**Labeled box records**
____________________
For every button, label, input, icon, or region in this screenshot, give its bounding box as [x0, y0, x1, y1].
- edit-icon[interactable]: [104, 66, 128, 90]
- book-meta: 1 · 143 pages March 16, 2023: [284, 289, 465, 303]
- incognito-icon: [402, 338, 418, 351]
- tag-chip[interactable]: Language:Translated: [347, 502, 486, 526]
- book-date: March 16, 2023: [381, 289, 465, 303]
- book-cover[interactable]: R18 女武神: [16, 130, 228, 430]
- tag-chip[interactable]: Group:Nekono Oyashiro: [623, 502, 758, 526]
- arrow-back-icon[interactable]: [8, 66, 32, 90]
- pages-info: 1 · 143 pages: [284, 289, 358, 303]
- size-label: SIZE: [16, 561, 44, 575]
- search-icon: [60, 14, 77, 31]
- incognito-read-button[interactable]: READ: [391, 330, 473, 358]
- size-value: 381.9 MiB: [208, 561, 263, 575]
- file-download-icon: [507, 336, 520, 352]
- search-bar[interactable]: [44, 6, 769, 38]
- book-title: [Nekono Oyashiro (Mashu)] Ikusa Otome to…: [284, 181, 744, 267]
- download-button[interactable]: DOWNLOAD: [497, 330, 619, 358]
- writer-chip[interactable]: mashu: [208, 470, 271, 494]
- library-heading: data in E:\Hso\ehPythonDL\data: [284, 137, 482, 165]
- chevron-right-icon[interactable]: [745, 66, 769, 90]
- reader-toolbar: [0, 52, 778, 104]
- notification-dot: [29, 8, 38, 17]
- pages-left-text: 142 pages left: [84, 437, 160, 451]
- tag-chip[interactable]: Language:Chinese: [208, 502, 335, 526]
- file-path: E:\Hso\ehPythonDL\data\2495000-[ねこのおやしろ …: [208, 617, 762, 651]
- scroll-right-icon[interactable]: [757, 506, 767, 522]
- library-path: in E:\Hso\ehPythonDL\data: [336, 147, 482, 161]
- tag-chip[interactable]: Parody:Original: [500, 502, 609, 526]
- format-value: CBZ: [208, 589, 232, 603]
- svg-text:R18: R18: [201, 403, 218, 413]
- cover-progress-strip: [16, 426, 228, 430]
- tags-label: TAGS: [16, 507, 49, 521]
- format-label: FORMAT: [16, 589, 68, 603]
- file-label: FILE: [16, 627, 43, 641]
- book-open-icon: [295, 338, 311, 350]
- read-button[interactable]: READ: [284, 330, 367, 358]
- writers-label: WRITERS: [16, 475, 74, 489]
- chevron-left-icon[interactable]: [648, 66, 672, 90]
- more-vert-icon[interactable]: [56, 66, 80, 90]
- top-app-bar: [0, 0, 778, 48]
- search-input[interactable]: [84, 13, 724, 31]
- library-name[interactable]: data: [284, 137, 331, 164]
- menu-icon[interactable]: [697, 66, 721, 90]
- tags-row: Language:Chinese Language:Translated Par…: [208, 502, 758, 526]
____________________
**STATED EXERCISE**
Reproduce the entire listing above, substituting "tag-pill" for every occurrence of "tag-chip" and leaving all other text unchanged.

**THE COMPLETED TASK**
For every button, label, input, icon, or region in this screenshot, give its bounding box as [x0, y0, x1, y1].
- edit-icon[interactable]: [104, 66, 128, 90]
- book-meta: 1 · 143 pages March 16, 2023: [284, 289, 465, 303]
- incognito-icon: [402, 338, 418, 351]
- tag-pill[interactable]: Language:Translated: [347, 502, 486, 526]
- book-date: March 16, 2023: [381, 289, 465, 303]
- book-cover[interactable]: R18 女武神: [16, 130, 228, 430]
- tag-pill[interactable]: Group:Nekono Oyashiro: [623, 502, 758, 526]
- arrow-back-icon[interactable]: [8, 66, 32, 90]
- pages-info: 1 · 143 pages: [284, 289, 358, 303]
- size-label: SIZE: [16, 561, 44, 575]
- search-icon: [60, 14, 77, 31]
- incognito-read-button[interactable]: READ: [391, 330, 473, 358]
- size-value: 381.9 MiB: [208, 561, 263, 575]
- file-download-icon: [507, 336, 520, 352]
- search-bar[interactable]: [44, 6, 769, 38]
- book-title: [Nekono Oyashiro (Mashu)] Ikusa Otome to…: [284, 181, 744, 267]
- download-button[interactable]: DOWNLOAD: [497, 330, 619, 358]
- writer-chip[interactable]: mashu: [208, 470, 271, 494]
- library-heading: data in E:\Hso\ehPythonDL\data: [284, 137, 482, 165]
- chevron-right-icon[interactable]: [745, 66, 769, 90]
- reader-toolbar: [0, 52, 778, 104]
- notification-dot: [29, 8, 38, 17]
- pages-left-text: 142 pages left: [84, 437, 160, 451]
- tag-pill[interactable]: Language:Chinese: [208, 502, 335, 526]
- file-path: E:\Hso\ehPythonDL\data\2495000-[ねこのおやしろ …: [208, 617, 762, 651]
- scroll-right-icon[interactable]: [757, 506, 767, 522]
- library-path: in E:\Hso\ehPythonDL\data: [336, 147, 482, 161]
- tag-pill[interactable]: Parody:Original: [500, 502, 609, 526]
- format-value: CBZ: [208, 589, 232, 603]
- svg-text:R18: R18: [201, 403, 218, 413]
- cover-progress-strip: [16, 426, 228, 430]
- tags-label: TAGS: [16, 507, 49, 521]
- format-label: FORMAT: [16, 589, 68, 603]
- file-label: FILE: [16, 627, 43, 641]
- book-open-icon: [295, 338, 311, 350]
- read-button[interactable]: READ: [284, 330, 367, 358]
- writers-label: WRITERS: [16, 475, 74, 489]
- chevron-left-icon[interactable]: [648, 66, 672, 90]
- more-vert-icon[interactable]: [56, 66, 80, 90]
- top-app-bar: [0, 0, 778, 48]
- search-input[interactable]: [84, 13, 724, 31]
- library-name[interactable]: data: [284, 137, 331, 164]
- menu-icon[interactable]: [697, 66, 721, 90]
- tags-row: Language:Chinese Language:Translated Par…: [208, 502, 758, 526]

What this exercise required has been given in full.